Task:
Each line that holds the word "CLOUD" counts once; give the total number of such lines and nothing else.

>> START Data listing

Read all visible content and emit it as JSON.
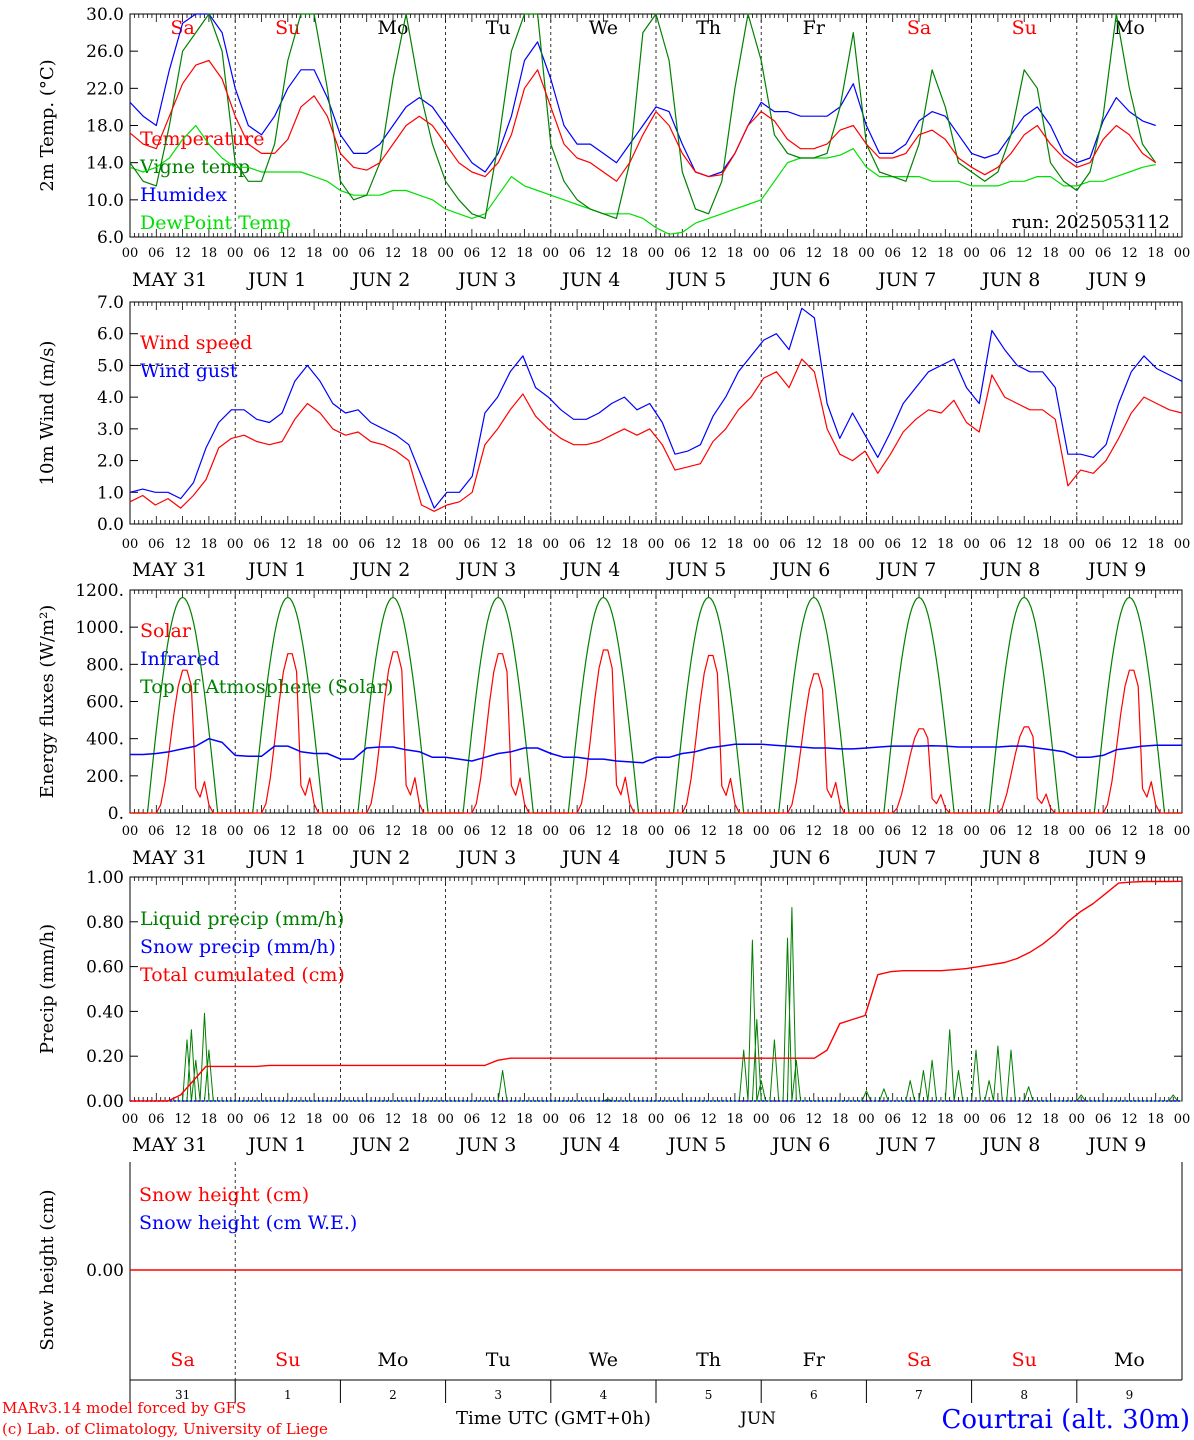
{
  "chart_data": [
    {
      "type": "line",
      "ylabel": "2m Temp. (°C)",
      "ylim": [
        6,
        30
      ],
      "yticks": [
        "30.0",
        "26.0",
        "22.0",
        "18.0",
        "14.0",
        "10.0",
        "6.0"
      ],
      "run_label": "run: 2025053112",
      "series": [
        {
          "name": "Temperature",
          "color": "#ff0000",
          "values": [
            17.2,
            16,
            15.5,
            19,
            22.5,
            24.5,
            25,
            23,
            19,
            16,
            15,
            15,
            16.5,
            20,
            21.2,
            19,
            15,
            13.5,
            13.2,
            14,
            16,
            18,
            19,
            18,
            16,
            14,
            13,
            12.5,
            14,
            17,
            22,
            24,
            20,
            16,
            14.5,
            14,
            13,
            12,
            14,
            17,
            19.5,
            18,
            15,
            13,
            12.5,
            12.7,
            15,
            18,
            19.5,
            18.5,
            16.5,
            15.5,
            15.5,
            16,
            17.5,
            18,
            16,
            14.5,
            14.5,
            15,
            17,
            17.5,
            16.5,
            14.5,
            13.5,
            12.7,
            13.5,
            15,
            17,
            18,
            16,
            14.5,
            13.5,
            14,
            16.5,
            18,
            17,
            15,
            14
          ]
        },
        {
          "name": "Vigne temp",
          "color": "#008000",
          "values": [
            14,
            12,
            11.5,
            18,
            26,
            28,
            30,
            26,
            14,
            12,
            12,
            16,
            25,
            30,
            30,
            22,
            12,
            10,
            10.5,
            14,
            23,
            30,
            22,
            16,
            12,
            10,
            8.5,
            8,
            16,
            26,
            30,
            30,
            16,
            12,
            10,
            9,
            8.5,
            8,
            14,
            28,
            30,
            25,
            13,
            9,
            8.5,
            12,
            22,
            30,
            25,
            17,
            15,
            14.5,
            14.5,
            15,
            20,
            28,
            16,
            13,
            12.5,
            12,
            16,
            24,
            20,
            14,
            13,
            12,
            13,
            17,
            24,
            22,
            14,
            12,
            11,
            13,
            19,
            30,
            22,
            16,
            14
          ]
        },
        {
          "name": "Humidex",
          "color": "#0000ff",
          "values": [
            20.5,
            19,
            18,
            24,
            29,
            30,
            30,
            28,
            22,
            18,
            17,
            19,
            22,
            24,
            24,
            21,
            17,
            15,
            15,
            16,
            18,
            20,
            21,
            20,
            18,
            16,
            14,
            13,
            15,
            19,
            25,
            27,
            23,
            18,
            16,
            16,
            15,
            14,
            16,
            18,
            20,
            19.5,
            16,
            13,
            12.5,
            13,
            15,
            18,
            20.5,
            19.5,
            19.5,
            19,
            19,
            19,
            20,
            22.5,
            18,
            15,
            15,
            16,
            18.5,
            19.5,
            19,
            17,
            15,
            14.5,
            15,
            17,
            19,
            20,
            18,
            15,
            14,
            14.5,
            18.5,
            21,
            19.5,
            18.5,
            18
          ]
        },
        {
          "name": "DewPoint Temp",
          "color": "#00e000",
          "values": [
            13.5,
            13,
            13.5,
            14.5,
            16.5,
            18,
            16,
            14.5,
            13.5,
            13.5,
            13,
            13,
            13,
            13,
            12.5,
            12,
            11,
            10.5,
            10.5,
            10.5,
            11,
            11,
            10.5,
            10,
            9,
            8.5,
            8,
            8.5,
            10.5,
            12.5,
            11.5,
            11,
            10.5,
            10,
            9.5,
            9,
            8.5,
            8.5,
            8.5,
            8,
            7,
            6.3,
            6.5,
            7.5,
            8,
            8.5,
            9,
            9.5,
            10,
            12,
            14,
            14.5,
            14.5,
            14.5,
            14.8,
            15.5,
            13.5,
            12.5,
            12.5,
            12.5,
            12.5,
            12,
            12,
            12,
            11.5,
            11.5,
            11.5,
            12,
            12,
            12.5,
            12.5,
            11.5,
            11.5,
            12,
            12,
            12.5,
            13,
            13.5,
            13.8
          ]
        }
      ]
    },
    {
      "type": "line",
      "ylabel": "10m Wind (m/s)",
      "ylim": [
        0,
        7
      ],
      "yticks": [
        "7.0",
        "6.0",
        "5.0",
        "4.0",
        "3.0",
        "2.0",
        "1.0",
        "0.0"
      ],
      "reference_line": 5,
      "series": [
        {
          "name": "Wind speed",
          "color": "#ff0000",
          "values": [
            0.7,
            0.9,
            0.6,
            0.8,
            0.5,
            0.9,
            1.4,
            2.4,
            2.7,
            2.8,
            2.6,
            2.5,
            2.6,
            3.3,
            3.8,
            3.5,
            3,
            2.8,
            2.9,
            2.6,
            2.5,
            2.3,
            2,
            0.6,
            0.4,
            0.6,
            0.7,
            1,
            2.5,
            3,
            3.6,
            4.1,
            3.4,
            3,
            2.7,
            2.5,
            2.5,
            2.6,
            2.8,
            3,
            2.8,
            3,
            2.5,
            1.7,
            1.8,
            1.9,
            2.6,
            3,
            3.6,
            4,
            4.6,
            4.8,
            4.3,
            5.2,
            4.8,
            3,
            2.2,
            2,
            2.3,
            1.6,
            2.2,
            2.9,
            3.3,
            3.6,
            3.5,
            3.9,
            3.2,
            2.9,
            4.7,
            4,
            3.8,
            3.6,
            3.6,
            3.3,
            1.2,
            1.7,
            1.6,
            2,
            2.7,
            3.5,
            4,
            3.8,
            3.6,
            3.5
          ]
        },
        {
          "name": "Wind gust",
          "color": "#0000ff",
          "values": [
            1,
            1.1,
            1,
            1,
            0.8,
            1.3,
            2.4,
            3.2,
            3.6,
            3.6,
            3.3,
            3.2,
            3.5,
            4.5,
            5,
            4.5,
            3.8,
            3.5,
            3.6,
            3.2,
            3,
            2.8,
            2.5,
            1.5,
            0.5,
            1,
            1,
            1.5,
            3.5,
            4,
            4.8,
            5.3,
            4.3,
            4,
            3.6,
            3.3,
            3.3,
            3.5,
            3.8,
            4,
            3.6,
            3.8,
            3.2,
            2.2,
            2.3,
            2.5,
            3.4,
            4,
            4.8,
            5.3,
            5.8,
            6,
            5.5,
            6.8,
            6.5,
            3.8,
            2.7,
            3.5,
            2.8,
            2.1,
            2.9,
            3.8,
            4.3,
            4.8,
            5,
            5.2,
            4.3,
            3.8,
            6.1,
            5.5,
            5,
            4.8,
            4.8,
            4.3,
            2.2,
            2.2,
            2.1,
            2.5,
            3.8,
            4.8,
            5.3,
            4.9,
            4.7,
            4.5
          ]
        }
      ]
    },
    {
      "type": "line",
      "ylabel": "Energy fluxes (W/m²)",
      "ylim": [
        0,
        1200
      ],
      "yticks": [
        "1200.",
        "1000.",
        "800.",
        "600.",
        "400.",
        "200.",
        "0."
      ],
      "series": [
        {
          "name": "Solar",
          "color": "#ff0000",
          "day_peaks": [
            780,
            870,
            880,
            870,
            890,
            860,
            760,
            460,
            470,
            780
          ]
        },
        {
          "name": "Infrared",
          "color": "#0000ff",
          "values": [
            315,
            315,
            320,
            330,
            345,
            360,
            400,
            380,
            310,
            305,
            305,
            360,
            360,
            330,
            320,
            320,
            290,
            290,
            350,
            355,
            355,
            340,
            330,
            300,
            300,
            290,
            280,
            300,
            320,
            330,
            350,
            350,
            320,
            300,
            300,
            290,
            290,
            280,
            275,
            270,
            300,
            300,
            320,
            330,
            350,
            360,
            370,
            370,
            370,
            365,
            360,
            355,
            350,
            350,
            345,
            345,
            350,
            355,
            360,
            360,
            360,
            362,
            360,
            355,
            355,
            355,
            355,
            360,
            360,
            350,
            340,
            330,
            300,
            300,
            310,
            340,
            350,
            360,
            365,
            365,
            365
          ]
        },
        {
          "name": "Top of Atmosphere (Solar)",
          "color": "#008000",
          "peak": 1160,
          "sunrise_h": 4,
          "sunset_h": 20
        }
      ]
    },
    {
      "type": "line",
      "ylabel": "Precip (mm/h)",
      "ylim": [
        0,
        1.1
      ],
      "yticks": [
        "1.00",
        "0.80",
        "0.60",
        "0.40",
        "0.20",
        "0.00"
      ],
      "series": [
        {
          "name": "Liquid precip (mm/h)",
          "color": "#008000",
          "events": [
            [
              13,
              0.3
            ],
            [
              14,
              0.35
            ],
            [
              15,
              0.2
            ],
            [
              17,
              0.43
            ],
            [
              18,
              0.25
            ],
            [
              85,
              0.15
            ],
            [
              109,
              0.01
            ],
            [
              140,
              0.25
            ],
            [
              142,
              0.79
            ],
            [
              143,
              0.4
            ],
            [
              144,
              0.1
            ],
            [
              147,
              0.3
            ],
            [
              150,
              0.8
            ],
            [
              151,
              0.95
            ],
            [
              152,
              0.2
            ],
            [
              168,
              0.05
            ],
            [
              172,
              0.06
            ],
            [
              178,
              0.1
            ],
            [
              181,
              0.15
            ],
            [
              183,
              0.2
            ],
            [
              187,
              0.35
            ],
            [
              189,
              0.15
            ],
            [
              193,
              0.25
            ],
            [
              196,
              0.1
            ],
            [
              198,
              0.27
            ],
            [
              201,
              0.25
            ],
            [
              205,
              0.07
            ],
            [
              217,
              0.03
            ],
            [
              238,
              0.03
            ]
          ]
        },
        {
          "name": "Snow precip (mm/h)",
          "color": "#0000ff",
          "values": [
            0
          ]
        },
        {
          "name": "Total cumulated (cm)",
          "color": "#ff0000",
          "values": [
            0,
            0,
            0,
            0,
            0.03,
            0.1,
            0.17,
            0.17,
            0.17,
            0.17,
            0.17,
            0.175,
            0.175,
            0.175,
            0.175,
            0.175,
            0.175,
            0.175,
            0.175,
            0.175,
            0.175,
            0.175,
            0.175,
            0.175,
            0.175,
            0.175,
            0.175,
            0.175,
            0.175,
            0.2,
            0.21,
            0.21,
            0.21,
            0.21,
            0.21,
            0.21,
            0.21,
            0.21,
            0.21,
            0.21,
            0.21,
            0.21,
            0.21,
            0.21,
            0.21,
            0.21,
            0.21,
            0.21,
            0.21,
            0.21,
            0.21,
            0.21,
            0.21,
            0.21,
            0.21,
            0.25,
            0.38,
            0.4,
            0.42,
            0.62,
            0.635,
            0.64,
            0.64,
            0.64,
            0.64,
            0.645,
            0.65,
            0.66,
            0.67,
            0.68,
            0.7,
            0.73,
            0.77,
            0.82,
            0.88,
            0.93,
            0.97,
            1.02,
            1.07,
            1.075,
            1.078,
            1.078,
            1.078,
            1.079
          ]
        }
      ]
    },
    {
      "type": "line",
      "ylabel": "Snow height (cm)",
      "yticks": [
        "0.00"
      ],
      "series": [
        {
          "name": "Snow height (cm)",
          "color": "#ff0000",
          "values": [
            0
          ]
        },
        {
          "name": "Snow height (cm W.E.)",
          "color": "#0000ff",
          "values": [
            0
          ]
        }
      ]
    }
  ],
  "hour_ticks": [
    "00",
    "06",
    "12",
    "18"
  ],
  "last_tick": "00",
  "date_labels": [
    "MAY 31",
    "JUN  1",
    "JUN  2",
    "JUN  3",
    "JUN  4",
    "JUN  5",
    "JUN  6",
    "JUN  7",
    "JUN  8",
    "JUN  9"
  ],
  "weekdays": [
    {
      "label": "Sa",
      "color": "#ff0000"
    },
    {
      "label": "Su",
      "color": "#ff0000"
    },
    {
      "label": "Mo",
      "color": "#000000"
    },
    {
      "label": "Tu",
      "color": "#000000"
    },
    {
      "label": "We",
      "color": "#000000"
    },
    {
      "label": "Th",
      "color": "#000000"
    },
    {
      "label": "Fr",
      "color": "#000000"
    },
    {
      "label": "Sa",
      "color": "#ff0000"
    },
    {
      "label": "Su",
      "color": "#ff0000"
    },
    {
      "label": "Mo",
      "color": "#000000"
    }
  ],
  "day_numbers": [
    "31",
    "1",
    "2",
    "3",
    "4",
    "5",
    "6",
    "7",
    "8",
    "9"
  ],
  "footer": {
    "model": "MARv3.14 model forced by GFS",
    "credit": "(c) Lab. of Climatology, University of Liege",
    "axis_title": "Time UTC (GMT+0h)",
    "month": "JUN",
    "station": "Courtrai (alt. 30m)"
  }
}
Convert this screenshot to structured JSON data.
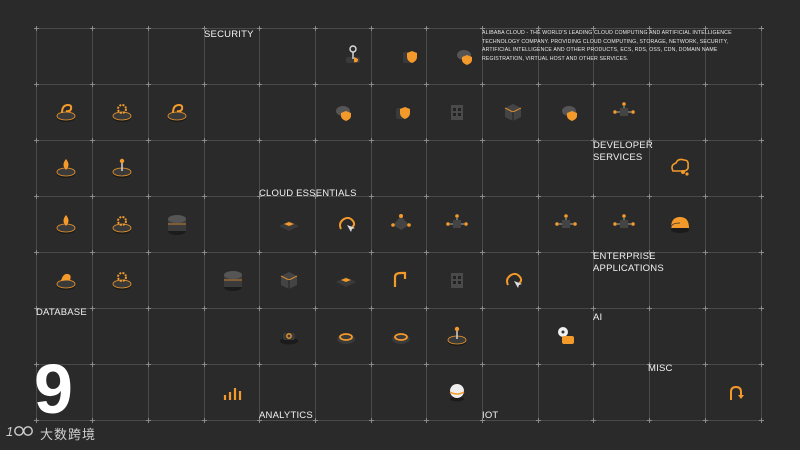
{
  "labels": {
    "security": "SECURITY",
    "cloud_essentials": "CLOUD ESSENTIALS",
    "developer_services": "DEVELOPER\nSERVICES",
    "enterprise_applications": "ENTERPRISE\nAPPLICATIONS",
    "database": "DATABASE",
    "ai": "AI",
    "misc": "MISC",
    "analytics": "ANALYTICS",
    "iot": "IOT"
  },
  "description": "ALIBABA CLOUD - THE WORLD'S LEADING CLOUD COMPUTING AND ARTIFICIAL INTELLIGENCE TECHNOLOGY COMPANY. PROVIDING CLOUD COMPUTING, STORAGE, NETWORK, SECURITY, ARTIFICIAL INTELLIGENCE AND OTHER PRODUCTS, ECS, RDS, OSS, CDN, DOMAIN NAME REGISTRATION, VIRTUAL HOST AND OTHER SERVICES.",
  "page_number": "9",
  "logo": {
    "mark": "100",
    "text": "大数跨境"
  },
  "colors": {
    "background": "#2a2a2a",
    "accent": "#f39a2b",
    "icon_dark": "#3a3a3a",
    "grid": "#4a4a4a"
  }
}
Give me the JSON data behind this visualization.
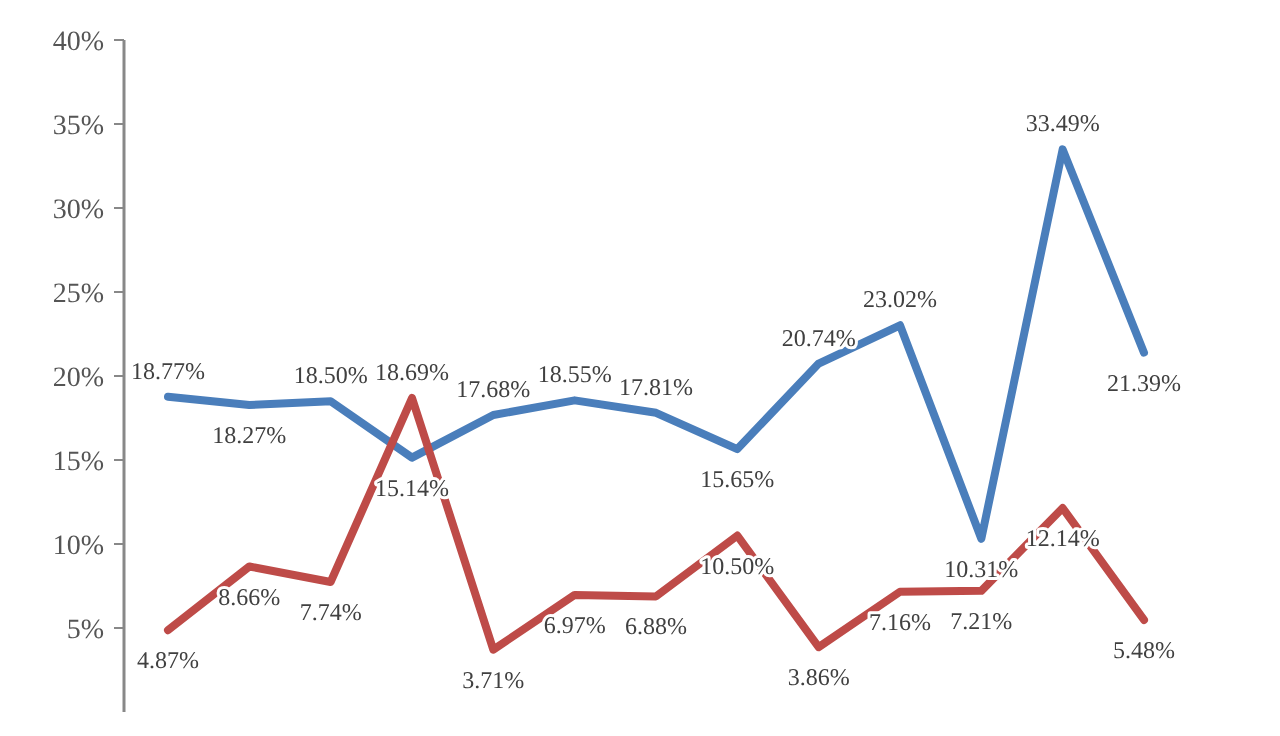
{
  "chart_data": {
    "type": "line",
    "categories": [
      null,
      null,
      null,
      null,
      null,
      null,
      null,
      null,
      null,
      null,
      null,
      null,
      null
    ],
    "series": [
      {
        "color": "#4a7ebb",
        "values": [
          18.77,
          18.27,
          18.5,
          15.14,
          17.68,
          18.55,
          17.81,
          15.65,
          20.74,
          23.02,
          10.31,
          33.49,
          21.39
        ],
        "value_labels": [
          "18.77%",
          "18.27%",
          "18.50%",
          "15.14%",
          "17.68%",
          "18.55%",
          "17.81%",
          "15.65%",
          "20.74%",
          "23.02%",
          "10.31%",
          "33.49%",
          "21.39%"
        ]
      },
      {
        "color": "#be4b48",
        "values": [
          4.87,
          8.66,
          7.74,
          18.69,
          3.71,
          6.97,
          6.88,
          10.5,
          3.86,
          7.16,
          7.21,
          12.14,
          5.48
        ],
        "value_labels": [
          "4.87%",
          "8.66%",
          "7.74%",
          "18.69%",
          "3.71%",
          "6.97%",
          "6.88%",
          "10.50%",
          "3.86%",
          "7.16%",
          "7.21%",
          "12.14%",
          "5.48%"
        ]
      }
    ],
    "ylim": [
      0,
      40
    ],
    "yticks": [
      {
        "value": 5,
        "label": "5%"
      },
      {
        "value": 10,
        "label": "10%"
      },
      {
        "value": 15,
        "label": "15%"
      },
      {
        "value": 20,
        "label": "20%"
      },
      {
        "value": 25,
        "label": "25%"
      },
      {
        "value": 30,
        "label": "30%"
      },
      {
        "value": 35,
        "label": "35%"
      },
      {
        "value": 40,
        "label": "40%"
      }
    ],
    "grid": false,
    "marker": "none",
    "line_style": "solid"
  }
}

>> END Data listing

Response:
2